# What to do:
Among the entries, which lines carry the string "Salinity"? Copy each of them.
»»
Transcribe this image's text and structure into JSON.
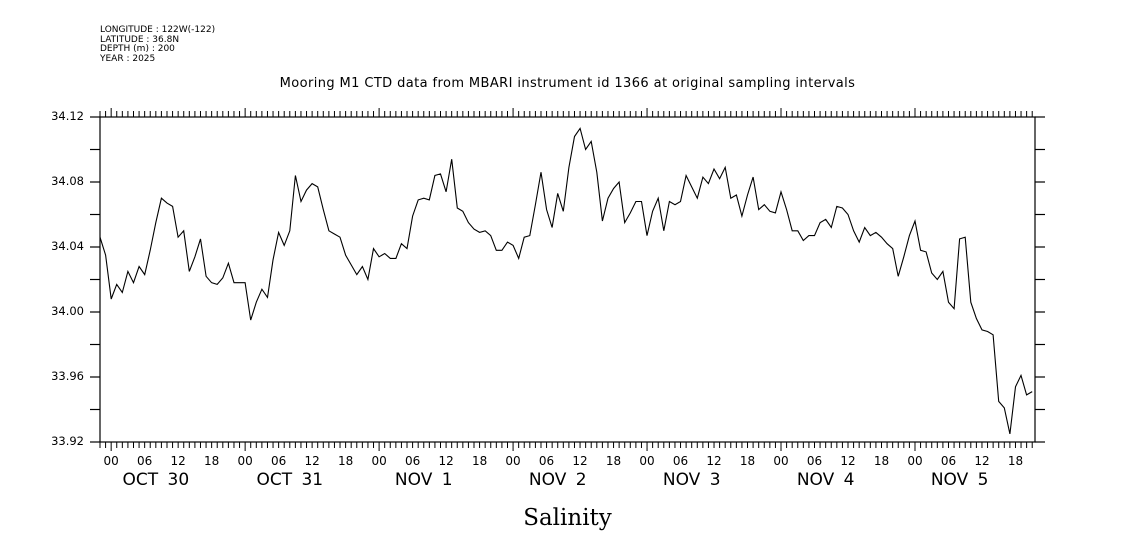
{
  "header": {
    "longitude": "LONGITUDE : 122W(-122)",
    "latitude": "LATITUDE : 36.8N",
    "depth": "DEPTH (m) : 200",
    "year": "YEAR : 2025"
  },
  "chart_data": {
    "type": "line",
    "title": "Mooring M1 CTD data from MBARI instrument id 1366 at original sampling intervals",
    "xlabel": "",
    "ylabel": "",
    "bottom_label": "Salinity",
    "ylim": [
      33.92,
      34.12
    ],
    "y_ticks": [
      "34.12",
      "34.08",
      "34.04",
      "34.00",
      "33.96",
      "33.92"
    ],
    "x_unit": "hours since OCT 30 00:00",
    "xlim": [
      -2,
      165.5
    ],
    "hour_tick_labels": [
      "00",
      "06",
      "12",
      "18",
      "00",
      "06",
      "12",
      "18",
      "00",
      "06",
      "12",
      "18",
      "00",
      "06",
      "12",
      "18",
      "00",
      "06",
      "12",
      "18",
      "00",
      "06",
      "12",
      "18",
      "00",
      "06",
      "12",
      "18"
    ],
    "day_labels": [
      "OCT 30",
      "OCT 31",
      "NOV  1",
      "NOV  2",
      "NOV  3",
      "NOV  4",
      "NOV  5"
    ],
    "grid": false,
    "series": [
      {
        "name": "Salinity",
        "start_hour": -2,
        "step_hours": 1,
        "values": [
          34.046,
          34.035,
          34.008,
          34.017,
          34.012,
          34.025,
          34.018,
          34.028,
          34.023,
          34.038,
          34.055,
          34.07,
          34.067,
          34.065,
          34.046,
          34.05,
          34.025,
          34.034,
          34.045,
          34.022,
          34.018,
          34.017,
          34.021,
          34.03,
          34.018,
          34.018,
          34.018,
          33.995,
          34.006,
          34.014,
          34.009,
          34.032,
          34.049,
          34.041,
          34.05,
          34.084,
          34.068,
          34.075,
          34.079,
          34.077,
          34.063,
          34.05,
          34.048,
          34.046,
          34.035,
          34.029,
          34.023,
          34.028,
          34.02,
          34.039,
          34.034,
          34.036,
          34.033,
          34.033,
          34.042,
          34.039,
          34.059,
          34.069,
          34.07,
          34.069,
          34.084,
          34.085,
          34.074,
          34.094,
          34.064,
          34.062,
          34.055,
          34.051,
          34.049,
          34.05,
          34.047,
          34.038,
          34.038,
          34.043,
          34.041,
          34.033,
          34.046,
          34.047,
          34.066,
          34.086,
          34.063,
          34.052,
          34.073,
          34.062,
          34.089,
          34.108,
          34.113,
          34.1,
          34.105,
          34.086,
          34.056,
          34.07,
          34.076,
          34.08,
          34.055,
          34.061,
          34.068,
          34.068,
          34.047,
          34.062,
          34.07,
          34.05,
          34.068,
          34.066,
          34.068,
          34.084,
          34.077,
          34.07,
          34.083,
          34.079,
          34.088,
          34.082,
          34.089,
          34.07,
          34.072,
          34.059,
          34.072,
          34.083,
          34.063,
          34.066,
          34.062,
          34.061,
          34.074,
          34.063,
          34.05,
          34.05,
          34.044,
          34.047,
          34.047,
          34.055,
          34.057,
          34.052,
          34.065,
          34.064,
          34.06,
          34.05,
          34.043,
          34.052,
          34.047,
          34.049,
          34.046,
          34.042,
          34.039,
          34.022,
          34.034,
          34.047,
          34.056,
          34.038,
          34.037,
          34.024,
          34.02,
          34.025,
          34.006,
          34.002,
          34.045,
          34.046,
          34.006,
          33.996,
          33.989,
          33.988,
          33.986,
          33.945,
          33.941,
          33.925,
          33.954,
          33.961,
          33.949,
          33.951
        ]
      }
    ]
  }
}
««
# Final result:
    "bottom_label": "Salinity",
        "name": "Salinity",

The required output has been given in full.